Having said that, the fifth book of the Way of the Wicked is a different beast than its predecessors, but not a lesser one. Here, there are extremely few good-aligned creatures to fight; instead, this is a battle against other villains to crown yourselves as the undisputed master of evil. This adventure is the first part of the dark reward your PCs will have been yearning for since the campaign’s start, and they’ll surely reap it with relish. From now on, each PC will bow exclusively to The Devil My Only Master.

[5 of 5 Stars!]
Way of the Wicked Book Four: Of Dragons and Princesses
by Thilo G. [Verified Purchaser] Date Added: 08/09/2012 05:05:21

This pdf is 106 pages long, 1 page front cover, 2 pages maps of Talingarde, 1 page editorial, 1 page ToC, 1 page SRD and 1 page back cover, leaving a total of 99 pages of content, so let's check this out!

This being an adventure-review, the following text contains a lot of SPOILERS. Potential players may wish to jump to the conclusion.

Still here? All right!

The last adventure had the PCs in a precarious situation - the sacking of the most holy places of Mitran religion can easily be botched and thus, this adventure kicks off with the PCs either fleeing from the Vale with an army on their heels or triumphantly marching from it in charge of their own dark forces. Worse for Cardinal Thorn's dread masterplan - his third knot, the assassins in charge with dealing with the regent King Markadian failed and were vanquished and his mole in the army is too frightened to assassinate the king. His plan seems to be crumbling - but there are the PCs, aren't there? These people have been a valuable asset, but they are getting too strong. Thus, Thorn develops a Xanathos gambit that may very well backfire: The king dearly loves his daughter and this is his weakness - if a sufficient threat surfaces in the royal palace, he'll come to the rescue - with the elite of his guard. But what constitutes a sufficient threat? What about Chargammon, legendary old black wyrm? Yeah, that should do the trick. The PCs get a lackluster assignment - recruit the extremely hostile Chargammon, known to slay all intruders to attack the royal palace and in the chaos ensuing the King's return, kill the regent, a formidable foe himself and destroy his elite guard. Even if they fail, Thorn wins - gaining finally the leverage to force his mole's hand. Now if that does not smell of suicide mission, the PCs are dumb. For now, though, they'll have play along.

(Element and region data)
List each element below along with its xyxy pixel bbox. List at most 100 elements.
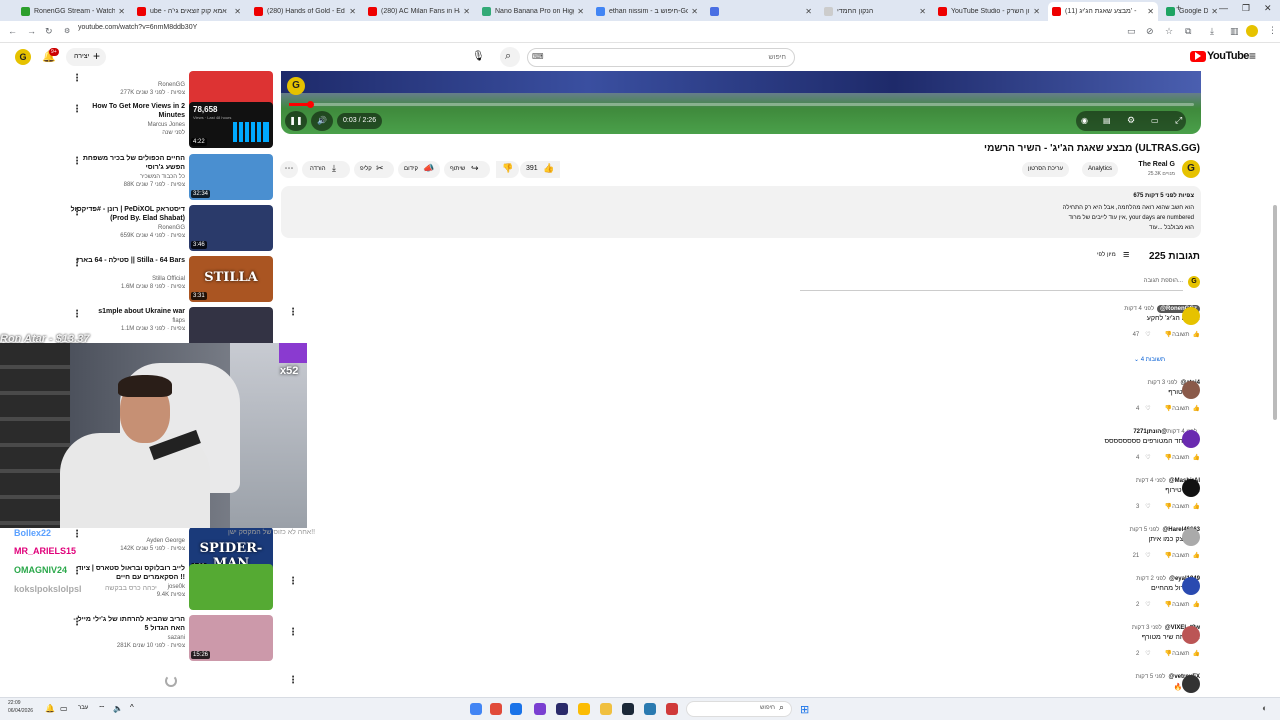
video-thumbnail[interactable] <box>189 564 273 610</box>
browser-tab[interactable]: הנקון החמדי ✕ <box>820 2 930 21</box>
channel-avatar-icon[interactable]: G <box>15 49 31 65</box>
heart-icon[interactable]: ♡ <box>1145 651 1150 657</box>
channel-name[interactable]: The Real G <box>1120 161 1175 168</box>
comment-time[interactable]: לפני 2 דקות <box>1136 576 1166 582</box>
comment-time[interactable]: לפני 5 דקות <box>1136 674 1166 680</box>
scrubber-handle[interactable] <box>307 101 314 108</box>
new-tab-icon[interactable]: + <box>1176 3 1181 13</box>
related-video-title[interactable]: סטילה - 64 בארז || Stilla - 64 Bars <box>65 256 185 265</box>
analytics-button[interactable]: Analytics <box>1082 162 1119 177</box>
reply-button[interactable]: תשובה <box>1172 504 1189 510</box>
reply-button[interactable]: תשובה <box>1172 406 1189 412</box>
extensions-icon[interactable]: ⧉ <box>1185 27 1191 36</box>
heart-icon[interactable]: ♡ <box>1145 504 1150 510</box>
comment-time[interactable]: לפני 4 דקות <box>1136 478 1166 484</box>
minimize-icon[interactable]: — <box>1219 3 1228 13</box>
close-window-icon[interactable]: ✕ <box>1264 3 1272 14</box>
video-thumbnail[interactable]: 32:34 <box>189 154 273 200</box>
sidebar-icon[interactable]: ▥ <box>1230 27 1239 36</box>
browser-tab[interactable]: RonenGG Stream - Watch Liv✕ <box>17 2 129 21</box>
related-video-channel[interactable]: RonenGG <box>65 225 185 231</box>
related-video-title[interactable]: How To Get More Views in 2 Minutes <box>65 102 185 120</box>
more-actions-button[interactable]: ⋯ <box>280 161 298 178</box>
like-comment-icon[interactable]: 👍 <box>1193 455 1200 461</box>
tab-close-icon[interactable]: ✕ <box>919 7 926 16</box>
tab-close-icon[interactable]: ✕ <box>691 7 698 16</box>
related-video-title[interactable]: רונן - #פדיקסול | PeDiXOL דיסטראק (Prod … <box>65 205 185 223</box>
progress-bar[interactable] <box>289 103 1194 106</box>
url-field[interactable]: youtube.com/watch?v=6nmM8ddb30Y <box>78 24 197 31</box>
browser-menu-icon[interactable]: ⋮ <box>1268 26 1277 35</box>
heart-icon[interactable]: ♡ <box>1145 553 1150 559</box>
tab-close-icon[interactable]: ✕ <box>463 7 470 16</box>
like-comment-icon[interactable]: 👍 <box>1193 504 1200 510</box>
related-video-item[interactable]: 15:26 הריב שהביא להרחתו של ג'ילי מייל - ה… <box>70 615 275 663</box>
related-video-channel[interactable]: Stilla Official <box>65 276 185 282</box>
browser-tab[interactable]: (11) מבצע שאגת הג'יג' - ✕ <box>1048 2 1158 21</box>
related-video-channel[interactable]: flaps <box>65 318 185 324</box>
pause-icon[interactable]: ❚❚ <box>285 111 307 131</box>
back-icon[interactable]: ← <box>8 27 17 36</box>
taskbar-app-icon[interactable] <box>490 703 502 715</box>
related-video-title[interactable]: לייב רובלוקס ובראול סטארס | ציוד הסקאמרי… <box>65 564 185 582</box>
related-video-item[interactable]: STILLA 3:31 סטילה - 64 בארז || Stilla - 64… <box>70 256 275 304</box>
browser-tab[interactable]: (280) AC Milan Fans in Hamp✕ <box>364 2 474 21</box>
tab-close-icon[interactable]: ✕ <box>805 7 812 16</box>
video-options-icon[interactable]: ⋮ <box>72 73 82 84</box>
language-indicator[interactable]: עבר <box>78 705 88 711</box>
sort-icon[interactable]: ≡ <box>1123 249 1129 261</box>
video-options-icon[interactable]: ⋮ <box>72 566 82 577</box>
related-video-title[interactable]: s1mple about Ukraine war <box>65 307 185 316</box>
guide-menu-icon[interactable]: ≡ <box>1249 49 1256 63</box>
video-options-icon[interactable]: ⋮ <box>72 156 82 167</box>
tab-close-icon[interactable]: ✕ <box>349 7 356 16</box>
tab-close-icon[interactable]: ✕ <box>1211 7 1218 16</box>
video-thumbnail[interactable]: 15:26 <box>189 615 273 661</box>
volume-tray-icon[interactable]: 🔈 <box>113 704 123 713</box>
browser-tab[interactable]: ethan nissim - חיפוש ב-Googl✕ <box>592 2 702 21</box>
wifi-icon[interactable]: ⌔ <box>98 704 106 714</box>
video-options-icon[interactable]: ⋮ <box>72 104 82 115</box>
taskbar-app-icon[interactable] <box>644 703 656 715</box>
related-video-item[interactable]: 32:34 החיים הכפולים של בכיר משפחת הפשע ג'… <box>70 154 275 202</box>
site-info-icon[interactable]: ⚙ <box>64 28 70 35</box>
like-comment-icon[interactable]: 👍 <box>1193 602 1200 608</box>
heart-icon[interactable]: ♡ <box>1145 455 1150 461</box>
fullscreen-icon[interactable]: ⤢ <box>1175 115 1182 126</box>
like-comment-icon[interactable]: 👍 <box>1193 332 1200 338</box>
video-options-icon[interactable]: ⋮ <box>72 258 82 269</box>
related-video-title[interactable]: החיים הכפולים של בכיר משפחת הפשע ג'רוסי <box>65 154 185 172</box>
display-icon[interactable]: ▭ <box>60 704 68 713</box>
video-player[interactable]: G ❚❚ 🔊 0:03 / 2:26 ◉ ▤ ⚙ ▭ ⤢ <box>281 71 1201 134</box>
browser-tab[interactable]: (280) Hands of Gold - Ed She✕ <box>250 2 360 21</box>
copilot-icon[interactable]: ◐ <box>1262 703 1267 713</box>
browser-tab[interactable]: Google Drive - קבר חרה✕ <box>1162 2 1222 21</box>
reply-button[interactable]: תשובה <box>1172 602 1189 608</box>
comment-time[interactable]: לפני 3 דקות <box>1148 380 1178 386</box>
steam-taskbar-icon[interactable] <box>622 703 634 715</box>
comment-avatar[interactable] <box>1182 479 1200 497</box>
comment-avatar[interactable] <box>1182 675 1200 693</box>
related-video-channel[interactable]: כל הכבוד המשכיר <box>65 174 185 180</box>
video-options-icon[interactable]: ⋮ <box>288 675 298 686</box>
browser-tab[interactable]: YouTube Studio - הנקון השרק✕ <box>934 2 1044 21</box>
forward-icon[interactable]: → <box>27 27 36 36</box>
browser-tab[interactable]: ube - אמא קוק זוצאים גי'ה ✕ <box>133 2 245 21</box>
reload-icon[interactable]: ↻ <box>45 27 53 36</box>
reply-button[interactable]: תשובה <box>1172 332 1189 338</box>
like-comment-icon[interactable]: 👍 <box>1193 651 1200 657</box>
subtitles-icon[interactable]: ▤ <box>1103 116 1111 125</box>
tray-chevron-icon[interactable]: ^ <box>130 703 134 712</box>
tab-close-icon[interactable]: ✕ <box>118 7 125 16</box>
related-video-channel[interactable]: RonenGG <box>65 82 185 88</box>
related-video-channel[interactable]: Ayden George <box>65 538 185 544</box>
tab-close-icon[interactable]: ✕ <box>234 7 241 16</box>
video-thumbnail[interactable]: 78,658 Views · Last 48 hours 4:22 <box>189 102 273 148</box>
related-video-title[interactable]: הריב שהביא להרחתו של ג'ילי מייל - האח הג… <box>65 615 185 633</box>
like-comment-icon[interactable]: 👍 <box>1193 553 1200 559</box>
video-options-icon[interactable]: ⋮ <box>288 576 298 587</box>
comment-avatar[interactable] <box>1182 430 1200 448</box>
video-options-icon[interactable]: ⋮ <box>72 309 82 320</box>
search-input[interactable]: חיפוש <box>527 48 795 67</box>
comment-time[interactable]: לפני 4 דקות <box>1124 306 1154 312</box>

### EXERCISES TO COMPLETE
1. According to the Way of the Wicked review, what kind of creature is Chargammon?
2. Proceed with the Way of the Wicked review, writing on from its last sentence.
The items are separate material from the Way of the Wicked review.

### OUTPUTS BY TASK
1. A legendary old black wyrm.

2.
Thus, the module kicks off with the PCs leaving Valtaerna, either at the helm of their own successful army and with an enhancement to their own evil organization or with their tails between their legs, fleeing from a vast army featuring a magic banner. Rescuing their bugbear commanders, their hippogriffs, teleportation magic - a bunch of options to escape after a botched invasion are there and even abandoning the rank-and-file goons is expected (they can be replenished), though not necessary - the PCs can actually lead their army through the wintry, deadly passes to escape with their organization intact. Once they rendezvous with the Fire-Axe, they'll see that at least the sacking of Daveryn went as planned - the city has fallen and Sakkarot wants to talk to them - and trade information, for Sakkarot, ina fit of melancholy, tells them the details of his deal with Thorn and that in the end, he is to take a fall against the Asmodean "saviors" once Talingarde has plunged into chaos. More worrying is that Tiadora and Thorn seem to be rather stingy with new orders/plans. But before new orders are issued, the PCs will have some fun - sacking Daveryn, district by district, looking for loot as well as allies and the missing duke, squashing resistances etc. - the city comes with a beautiful , player-friendly full-color map that includes the names for the district, but thankfully no annoying numbers. And it is neat to see the consequences of the PC's actions, e.g. the Tears of Achlys, which claim victims and remain a potent and deadly threat. A total of 4 looting tables, plus one for magic items and multiple random encounters supplement the planned encounters that are part of the looting: From breaking the last remnants of the resistance (e.g. the remaining city watch and a company of soldiers) to an interesting find in the local wizard's tower, the PCs have some challenges waiting: Said Wizard has the hints to the legendary wyrm Chargammon's nest as well as more vital clues: The Duke is still inside the city walls and hiding and the lord of eagles seems to have captured the spawn of Chargammon. It should also be noted that the diviner's spellbook and notes make for some cool treasures - especially the lavish description of the spellbook is a nice touch.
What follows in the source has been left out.